▶ SUPPLIED MATERIAL:
□ □ □ □ □

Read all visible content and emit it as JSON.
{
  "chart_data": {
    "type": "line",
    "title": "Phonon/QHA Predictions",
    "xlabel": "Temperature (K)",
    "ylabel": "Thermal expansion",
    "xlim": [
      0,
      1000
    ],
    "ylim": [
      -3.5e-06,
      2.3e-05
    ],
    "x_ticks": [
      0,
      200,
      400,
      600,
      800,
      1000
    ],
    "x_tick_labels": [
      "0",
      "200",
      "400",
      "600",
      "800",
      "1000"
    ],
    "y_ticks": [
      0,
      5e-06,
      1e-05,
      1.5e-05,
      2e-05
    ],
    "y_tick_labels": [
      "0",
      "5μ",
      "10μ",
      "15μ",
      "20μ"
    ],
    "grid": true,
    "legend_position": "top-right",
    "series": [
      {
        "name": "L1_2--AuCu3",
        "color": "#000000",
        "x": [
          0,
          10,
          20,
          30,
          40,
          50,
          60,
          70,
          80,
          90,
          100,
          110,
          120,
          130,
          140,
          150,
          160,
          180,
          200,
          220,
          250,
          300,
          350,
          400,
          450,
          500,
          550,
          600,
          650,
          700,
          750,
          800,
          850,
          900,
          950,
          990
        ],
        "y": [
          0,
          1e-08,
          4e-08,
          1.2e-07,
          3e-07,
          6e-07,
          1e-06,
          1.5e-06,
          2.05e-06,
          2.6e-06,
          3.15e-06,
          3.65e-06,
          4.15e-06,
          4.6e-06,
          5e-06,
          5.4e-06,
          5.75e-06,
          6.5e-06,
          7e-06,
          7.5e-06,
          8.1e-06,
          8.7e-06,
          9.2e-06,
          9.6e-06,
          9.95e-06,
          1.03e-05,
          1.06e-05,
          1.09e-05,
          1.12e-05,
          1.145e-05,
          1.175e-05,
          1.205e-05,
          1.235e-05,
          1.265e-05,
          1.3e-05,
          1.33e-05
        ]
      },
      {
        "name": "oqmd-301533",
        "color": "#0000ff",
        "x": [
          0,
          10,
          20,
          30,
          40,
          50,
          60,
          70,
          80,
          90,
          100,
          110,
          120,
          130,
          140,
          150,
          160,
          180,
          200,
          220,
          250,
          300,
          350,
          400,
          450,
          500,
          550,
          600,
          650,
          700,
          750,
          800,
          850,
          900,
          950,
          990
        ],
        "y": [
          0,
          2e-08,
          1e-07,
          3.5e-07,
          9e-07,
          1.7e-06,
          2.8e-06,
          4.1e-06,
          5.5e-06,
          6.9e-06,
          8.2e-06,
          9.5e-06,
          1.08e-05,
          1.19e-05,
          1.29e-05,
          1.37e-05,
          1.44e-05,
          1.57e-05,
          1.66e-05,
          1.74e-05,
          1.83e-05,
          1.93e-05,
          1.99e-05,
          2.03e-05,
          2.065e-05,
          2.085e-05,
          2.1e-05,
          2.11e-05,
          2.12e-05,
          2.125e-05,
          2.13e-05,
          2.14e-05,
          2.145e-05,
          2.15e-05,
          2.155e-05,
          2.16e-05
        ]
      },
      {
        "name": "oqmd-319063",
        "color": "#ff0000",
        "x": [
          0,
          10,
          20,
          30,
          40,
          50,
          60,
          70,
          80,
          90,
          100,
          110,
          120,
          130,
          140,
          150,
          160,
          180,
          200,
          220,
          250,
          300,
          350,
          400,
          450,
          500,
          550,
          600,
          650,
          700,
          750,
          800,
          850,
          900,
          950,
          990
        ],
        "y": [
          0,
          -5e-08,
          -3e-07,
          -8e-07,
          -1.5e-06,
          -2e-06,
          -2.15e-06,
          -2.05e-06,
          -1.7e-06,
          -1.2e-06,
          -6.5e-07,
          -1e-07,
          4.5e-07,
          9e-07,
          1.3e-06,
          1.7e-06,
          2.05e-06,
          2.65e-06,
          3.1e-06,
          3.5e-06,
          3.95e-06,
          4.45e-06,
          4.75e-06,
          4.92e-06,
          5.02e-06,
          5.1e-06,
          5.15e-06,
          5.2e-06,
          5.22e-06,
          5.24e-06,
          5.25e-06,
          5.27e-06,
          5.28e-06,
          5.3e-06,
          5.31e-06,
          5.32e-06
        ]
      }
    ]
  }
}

□ □ □ □ □

▶ TO BE DONE: Filter the records down to the lines that contain the string "color", and copy those lines.

▶ EXERCISE RESPONSE:
        "color": "#000000",
        "color": "#0000ff",
        "color": "#ff0000",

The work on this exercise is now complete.